Work required → Make an exact copy of the lines, leaving the pictures out.

— start Provided data —

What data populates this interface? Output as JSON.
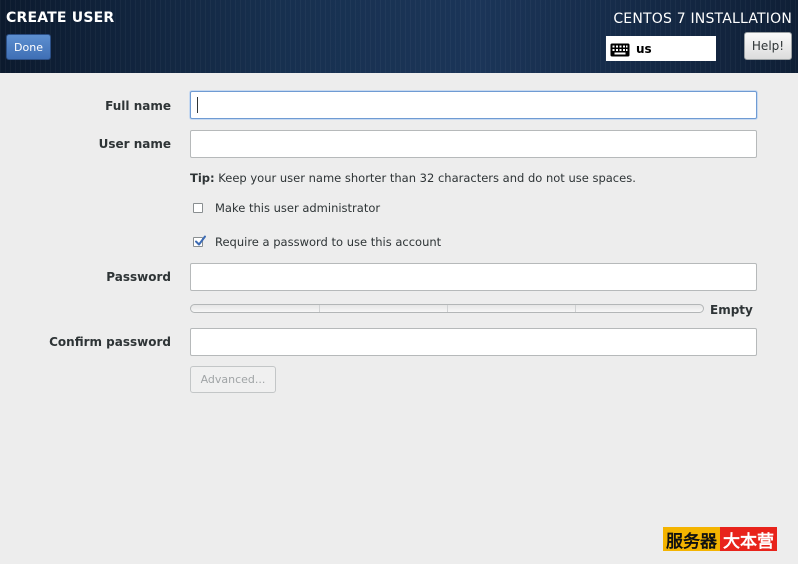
{
  "header": {
    "title": "CREATE USER",
    "product": "CENTOS 7 INSTALLATION",
    "done_label": "Done",
    "keyboard_layout": "us",
    "help_label": "Help!"
  },
  "form": {
    "fullname_label": "Full name",
    "fullname_value": "",
    "username_label": "User name",
    "username_value": "",
    "tip_prefix": "Tip:",
    "tip_text": " Keep your user name shorter than 32 characters and do not use spaces.",
    "admin_label": "Make this user administrator",
    "admin_checked": false,
    "require_pw_label": "Require a password to use this account",
    "require_pw_checked": true,
    "password_label": "Password",
    "password_value": "",
    "strength_label": "Empty",
    "strength_level": 0,
    "confirm_label": "Confirm password",
    "confirm_value": "",
    "advanced_label": "Advanced..."
  },
  "watermark": {
    "part1": "服务器",
    "part2": "大本营"
  },
  "colors": {
    "accent": "#3f6fb5",
    "header_bg": "#17304f",
    "page_bg": "#ededed"
  },
  "icons": {
    "keyboard": "keyboard-icon",
    "check": "checkmark-icon"
  }
}
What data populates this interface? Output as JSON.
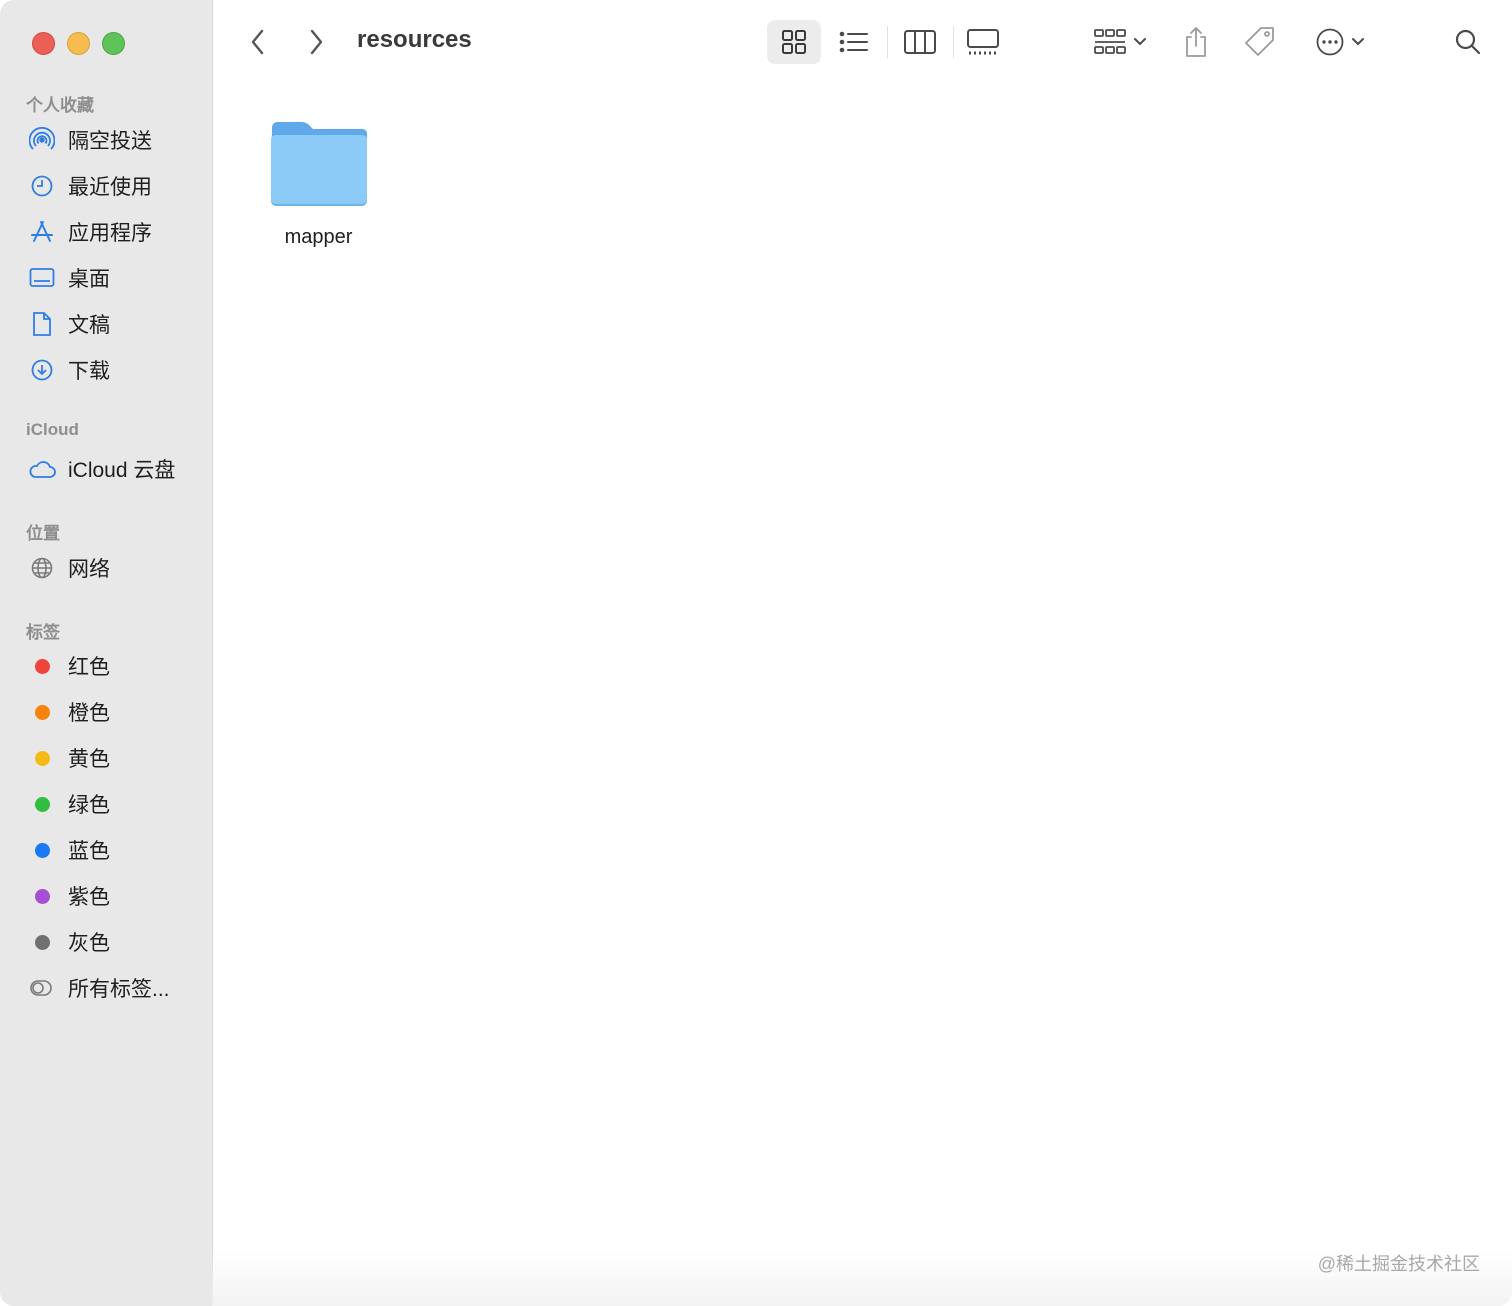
{
  "window": {
    "title": "resources"
  },
  "sidebar": {
    "favorites_title": "个人收藏",
    "favorites": [
      {
        "label": "隔空投送",
        "icon": "airdrop-icon"
      },
      {
        "label": "最近使用",
        "icon": "clock-icon"
      },
      {
        "label": "应用程序",
        "icon": "apps-icon"
      },
      {
        "label": "桌面",
        "icon": "desktop-icon"
      },
      {
        "label": "文稿",
        "icon": "document-icon"
      },
      {
        "label": "下载",
        "icon": "download-icon"
      }
    ],
    "icloud_title": "iCloud",
    "icloud": [
      {
        "label": "iCloud 云盘",
        "icon": "cloud-icon"
      }
    ],
    "locations_title": "位置",
    "locations": [
      {
        "label": "网络",
        "icon": "globe-icon"
      }
    ],
    "tags_title": "标签",
    "tags": [
      {
        "label": "红色",
        "color": "#f0443a"
      },
      {
        "label": "橙色",
        "color": "#f5830c"
      },
      {
        "label": "黄色",
        "color": "#f4bb18"
      },
      {
        "label": "绿色",
        "color": "#2fbe3f"
      },
      {
        "label": "蓝色",
        "color": "#1a78f2"
      },
      {
        "label": "紫色",
        "color": "#a64ed6"
      },
      {
        "label": "灰色",
        "color": "#707070"
      }
    ],
    "all_tags": "所有标签..."
  },
  "content": {
    "items": [
      {
        "label": "mapper",
        "type": "folder"
      }
    ]
  },
  "watermark": "@稀土掘金技术社区"
}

— end Provided data —

Answer to this problem →
What data populates this interface? Output as JSON.
{
  "header": {
    "title": "CREATE USER",
    "product": "CENTOS 7 INSTALLATION",
    "done_label": "Done",
    "keyboard_layout": "us",
    "help_label": "Help!"
  },
  "form": {
    "fullname_label": "Full name",
    "fullname_value": "",
    "username_label": "User name",
    "username_value": "",
    "tip_prefix": "Tip:",
    "tip_text": " Keep your user name shorter than 32 characters and do not use spaces.",
    "admin_label": "Make this user administrator",
    "admin_checked": false,
    "require_pw_label": "Require a password to use this account",
    "require_pw_checked": true,
    "password_label": "Password",
    "password_value": "",
    "strength_label": "Empty",
    "strength_level": 0,
    "confirm_label": "Confirm password",
    "confirm_value": "",
    "advanced_label": "Advanced..."
  },
  "watermark": {
    "part1": "服务器",
    "part2": "大本营"
  },
  "colors": {
    "accent": "#3f6fb5",
    "header_bg": "#17304f",
    "page_bg": "#ededed"
  },
  "icons": {
    "keyboard": "keyboard-icon",
    "check": "checkmark-icon"
  }
}
What data populates this interface? Output as JSON.
{
  "window": {
    "title": "resources"
  },
  "sidebar": {
    "favorites_title": "个人收藏",
    "favorites": [
      {
        "label": "隔空投送",
        "icon": "airdrop-icon"
      },
      {
        "label": "最近使用",
        "icon": "clock-icon"
      },
      {
        "label": "应用程序",
        "icon": "apps-icon"
      },
      {
        "label": "桌面",
        "icon": "desktop-icon"
      },
      {
        "label": "文稿",
        "icon": "document-icon"
      },
      {
        "label": "下载",
        "icon": "download-icon"
      }
    ],
    "icloud_title": "iCloud",
    "icloud": [
      {
        "label": "iCloud 云盘",
        "icon": "cloud-icon"
      }
    ],
    "locations_title": "位置",
    "locations": [
      {
        "label": "网络",
        "icon": "globe-icon"
      }
    ],
    "tags_title": "标签",
    "tags": [
      {
        "label": "红色",
        "color": "#f0443a"
      },
      {
        "label": "橙色",
        "color": "#f5830c"
      },
      {
        "label": "黄色",
        "color": "#f4bb18"
      },
      {
        "label": "绿色",
        "color": "#2fbe3f"
      },
      {
        "label": "蓝色",
        "color": "#1a78f2"
      },
      {
        "label": "紫色",
        "color": "#a64ed6"
      },
      {
        "label": "灰色",
        "color": "#707070"
      }
    ],
    "all_tags": "所有标签..."
  },
  "content": {
    "items": [
      {
        "label": "mapper",
        "type": "folder"
      }
    ]
  },
  "watermark": "@稀土掘金技术社区"
}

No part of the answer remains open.